TASK DESCRIPTION
Find the lines with "full" in them and copy them out.

DATA PROVIDED
######

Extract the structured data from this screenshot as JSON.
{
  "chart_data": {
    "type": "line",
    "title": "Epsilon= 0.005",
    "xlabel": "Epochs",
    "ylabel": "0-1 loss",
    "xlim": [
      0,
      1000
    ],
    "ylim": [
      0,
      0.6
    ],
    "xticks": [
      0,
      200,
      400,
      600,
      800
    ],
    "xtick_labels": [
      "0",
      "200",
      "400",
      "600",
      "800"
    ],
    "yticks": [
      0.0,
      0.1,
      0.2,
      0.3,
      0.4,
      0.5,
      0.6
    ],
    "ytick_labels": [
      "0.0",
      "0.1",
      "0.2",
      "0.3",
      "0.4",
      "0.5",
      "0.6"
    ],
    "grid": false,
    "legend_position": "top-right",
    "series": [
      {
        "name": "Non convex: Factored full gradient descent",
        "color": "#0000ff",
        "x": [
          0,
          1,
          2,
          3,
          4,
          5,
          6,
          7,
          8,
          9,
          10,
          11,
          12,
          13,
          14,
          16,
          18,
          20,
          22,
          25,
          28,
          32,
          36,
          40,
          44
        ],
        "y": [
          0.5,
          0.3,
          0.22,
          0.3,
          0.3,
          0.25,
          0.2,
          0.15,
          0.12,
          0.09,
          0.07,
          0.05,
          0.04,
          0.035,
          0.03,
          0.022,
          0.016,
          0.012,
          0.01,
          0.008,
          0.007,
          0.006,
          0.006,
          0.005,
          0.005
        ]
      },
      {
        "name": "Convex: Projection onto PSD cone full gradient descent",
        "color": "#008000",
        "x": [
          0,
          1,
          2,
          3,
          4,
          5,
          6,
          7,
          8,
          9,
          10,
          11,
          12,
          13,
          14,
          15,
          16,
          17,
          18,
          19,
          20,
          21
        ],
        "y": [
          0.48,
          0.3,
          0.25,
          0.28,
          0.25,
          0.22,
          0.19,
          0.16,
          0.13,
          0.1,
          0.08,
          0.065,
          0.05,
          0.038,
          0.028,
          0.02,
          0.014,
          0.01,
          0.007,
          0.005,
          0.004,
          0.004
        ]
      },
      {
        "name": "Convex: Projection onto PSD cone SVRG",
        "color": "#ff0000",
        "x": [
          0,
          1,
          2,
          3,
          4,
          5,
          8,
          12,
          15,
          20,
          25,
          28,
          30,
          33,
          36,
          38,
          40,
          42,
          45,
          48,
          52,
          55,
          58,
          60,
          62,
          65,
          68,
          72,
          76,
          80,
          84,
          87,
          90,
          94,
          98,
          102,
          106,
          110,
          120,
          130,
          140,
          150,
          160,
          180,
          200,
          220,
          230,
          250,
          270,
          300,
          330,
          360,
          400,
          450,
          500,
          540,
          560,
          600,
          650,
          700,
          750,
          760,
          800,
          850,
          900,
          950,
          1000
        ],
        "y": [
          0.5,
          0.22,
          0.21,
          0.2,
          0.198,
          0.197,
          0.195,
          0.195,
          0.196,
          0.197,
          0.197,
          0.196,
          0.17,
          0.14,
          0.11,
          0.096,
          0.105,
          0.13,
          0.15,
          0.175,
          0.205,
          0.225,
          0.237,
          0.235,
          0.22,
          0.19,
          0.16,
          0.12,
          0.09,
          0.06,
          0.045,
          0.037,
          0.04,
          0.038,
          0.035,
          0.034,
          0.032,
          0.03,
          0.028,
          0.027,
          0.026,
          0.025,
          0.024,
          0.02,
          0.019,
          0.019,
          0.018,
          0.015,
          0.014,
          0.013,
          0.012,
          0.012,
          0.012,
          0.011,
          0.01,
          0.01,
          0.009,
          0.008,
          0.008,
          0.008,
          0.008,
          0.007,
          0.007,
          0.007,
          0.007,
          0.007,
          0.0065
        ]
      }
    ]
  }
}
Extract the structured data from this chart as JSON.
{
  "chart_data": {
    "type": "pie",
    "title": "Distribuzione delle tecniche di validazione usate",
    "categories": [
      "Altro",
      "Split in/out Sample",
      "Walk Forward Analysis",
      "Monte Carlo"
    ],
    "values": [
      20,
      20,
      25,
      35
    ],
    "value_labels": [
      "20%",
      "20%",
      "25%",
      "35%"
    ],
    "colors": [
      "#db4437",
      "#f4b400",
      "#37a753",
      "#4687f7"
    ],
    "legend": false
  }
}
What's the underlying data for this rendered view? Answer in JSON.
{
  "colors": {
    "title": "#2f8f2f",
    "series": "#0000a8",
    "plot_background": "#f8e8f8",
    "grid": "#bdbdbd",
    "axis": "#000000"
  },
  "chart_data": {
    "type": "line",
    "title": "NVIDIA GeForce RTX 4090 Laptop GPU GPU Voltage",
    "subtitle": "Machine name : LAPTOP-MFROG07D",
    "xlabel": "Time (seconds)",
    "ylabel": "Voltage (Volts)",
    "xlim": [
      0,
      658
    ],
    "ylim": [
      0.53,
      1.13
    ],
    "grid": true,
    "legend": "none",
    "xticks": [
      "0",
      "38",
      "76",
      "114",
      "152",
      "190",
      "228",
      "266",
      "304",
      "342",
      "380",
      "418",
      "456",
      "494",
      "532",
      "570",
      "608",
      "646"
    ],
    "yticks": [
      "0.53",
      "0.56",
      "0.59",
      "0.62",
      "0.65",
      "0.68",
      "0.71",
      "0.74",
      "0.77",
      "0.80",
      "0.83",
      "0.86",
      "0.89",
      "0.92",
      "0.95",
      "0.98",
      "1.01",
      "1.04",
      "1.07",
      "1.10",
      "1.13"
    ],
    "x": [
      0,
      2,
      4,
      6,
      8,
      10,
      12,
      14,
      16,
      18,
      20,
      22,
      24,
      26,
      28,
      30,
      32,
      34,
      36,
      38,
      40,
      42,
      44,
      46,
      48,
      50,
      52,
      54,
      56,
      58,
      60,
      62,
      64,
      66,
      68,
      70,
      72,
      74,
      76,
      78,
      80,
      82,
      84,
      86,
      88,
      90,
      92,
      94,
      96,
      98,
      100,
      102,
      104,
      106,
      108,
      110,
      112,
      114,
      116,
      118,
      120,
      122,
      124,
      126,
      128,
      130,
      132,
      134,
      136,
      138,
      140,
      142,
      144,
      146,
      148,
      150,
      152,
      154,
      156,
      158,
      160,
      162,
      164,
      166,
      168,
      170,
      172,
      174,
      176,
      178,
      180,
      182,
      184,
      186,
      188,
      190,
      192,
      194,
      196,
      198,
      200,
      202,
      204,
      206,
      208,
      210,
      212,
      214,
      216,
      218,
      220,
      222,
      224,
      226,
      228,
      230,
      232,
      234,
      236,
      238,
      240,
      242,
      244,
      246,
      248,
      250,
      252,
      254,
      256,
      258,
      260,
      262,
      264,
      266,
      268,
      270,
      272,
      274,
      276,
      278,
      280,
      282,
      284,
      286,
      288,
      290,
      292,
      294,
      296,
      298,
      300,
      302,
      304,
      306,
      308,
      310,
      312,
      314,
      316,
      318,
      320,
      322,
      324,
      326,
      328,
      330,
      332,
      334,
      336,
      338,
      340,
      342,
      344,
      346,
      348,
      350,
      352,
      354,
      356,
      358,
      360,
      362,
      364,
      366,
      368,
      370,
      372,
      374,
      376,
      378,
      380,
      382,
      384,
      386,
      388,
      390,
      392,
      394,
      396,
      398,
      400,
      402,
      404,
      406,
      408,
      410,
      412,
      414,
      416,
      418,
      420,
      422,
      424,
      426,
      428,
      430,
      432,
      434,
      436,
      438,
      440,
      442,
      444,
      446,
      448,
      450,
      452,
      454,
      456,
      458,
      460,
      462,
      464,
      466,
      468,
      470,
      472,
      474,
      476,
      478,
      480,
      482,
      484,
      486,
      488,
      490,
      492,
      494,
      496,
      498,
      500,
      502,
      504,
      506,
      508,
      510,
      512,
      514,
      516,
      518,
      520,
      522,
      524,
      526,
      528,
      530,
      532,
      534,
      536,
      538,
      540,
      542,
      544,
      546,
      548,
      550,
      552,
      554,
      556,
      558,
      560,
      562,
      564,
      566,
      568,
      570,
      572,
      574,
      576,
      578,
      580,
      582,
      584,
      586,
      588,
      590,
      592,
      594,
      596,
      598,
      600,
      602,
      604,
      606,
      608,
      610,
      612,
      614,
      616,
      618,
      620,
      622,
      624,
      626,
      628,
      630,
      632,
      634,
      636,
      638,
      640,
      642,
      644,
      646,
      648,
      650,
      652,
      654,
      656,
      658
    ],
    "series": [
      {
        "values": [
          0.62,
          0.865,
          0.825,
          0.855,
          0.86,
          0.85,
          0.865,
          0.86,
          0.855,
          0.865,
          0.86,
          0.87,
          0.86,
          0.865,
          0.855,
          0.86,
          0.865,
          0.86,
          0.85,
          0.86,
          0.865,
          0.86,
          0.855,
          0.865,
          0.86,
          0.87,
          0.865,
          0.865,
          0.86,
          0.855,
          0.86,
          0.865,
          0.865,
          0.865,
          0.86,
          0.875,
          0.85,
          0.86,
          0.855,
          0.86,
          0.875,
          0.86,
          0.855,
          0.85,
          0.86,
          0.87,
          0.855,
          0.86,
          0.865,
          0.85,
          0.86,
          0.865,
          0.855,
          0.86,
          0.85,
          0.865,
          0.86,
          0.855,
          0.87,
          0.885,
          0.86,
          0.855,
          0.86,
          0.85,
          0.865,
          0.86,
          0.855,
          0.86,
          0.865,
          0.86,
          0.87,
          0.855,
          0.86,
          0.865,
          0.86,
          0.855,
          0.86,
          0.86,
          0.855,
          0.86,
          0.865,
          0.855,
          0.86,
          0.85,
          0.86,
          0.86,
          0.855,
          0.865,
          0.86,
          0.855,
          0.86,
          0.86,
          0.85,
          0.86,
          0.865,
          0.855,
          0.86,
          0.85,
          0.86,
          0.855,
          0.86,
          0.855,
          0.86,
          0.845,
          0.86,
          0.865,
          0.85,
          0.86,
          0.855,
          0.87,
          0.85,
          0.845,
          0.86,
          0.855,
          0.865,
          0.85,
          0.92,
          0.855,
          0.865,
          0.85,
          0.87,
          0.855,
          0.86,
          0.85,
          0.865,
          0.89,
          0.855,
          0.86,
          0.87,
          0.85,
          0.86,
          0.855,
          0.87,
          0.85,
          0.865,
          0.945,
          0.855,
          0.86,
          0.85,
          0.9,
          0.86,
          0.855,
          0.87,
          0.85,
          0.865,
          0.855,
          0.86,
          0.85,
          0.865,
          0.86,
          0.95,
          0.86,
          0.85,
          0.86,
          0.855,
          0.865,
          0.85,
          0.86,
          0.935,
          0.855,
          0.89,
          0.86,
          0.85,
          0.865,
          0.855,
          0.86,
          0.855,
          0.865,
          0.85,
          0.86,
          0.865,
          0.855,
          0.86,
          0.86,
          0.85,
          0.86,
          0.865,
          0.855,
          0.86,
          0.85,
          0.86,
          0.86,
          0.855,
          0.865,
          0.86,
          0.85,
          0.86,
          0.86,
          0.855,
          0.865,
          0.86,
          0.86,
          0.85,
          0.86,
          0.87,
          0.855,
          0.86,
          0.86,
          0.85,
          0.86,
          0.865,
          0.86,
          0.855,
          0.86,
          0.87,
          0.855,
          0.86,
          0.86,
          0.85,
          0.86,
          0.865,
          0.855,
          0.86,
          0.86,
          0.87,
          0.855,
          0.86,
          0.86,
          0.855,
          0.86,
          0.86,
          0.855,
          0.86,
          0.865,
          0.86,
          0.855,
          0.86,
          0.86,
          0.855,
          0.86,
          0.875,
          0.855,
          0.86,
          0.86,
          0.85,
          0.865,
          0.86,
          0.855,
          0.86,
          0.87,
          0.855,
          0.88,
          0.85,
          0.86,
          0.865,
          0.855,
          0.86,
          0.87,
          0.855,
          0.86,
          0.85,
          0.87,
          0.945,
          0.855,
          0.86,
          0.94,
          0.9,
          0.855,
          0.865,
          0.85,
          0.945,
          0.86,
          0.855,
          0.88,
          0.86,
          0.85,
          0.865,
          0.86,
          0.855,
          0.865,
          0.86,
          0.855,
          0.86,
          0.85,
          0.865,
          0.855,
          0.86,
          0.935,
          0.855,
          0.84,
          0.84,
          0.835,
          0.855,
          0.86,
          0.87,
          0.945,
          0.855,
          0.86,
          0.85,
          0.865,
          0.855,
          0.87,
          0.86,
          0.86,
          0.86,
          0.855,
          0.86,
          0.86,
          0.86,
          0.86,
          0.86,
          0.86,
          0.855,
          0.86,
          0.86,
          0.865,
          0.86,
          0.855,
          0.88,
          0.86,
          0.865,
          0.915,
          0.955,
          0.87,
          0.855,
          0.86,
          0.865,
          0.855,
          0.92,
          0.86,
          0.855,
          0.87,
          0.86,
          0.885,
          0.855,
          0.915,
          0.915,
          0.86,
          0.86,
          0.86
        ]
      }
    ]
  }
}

######

ANSWER TO THIS TASK
        "name": "Non convex: Factored full gradient descent",
        "name": "Convex: Projection onto PSD cone full gradient descent",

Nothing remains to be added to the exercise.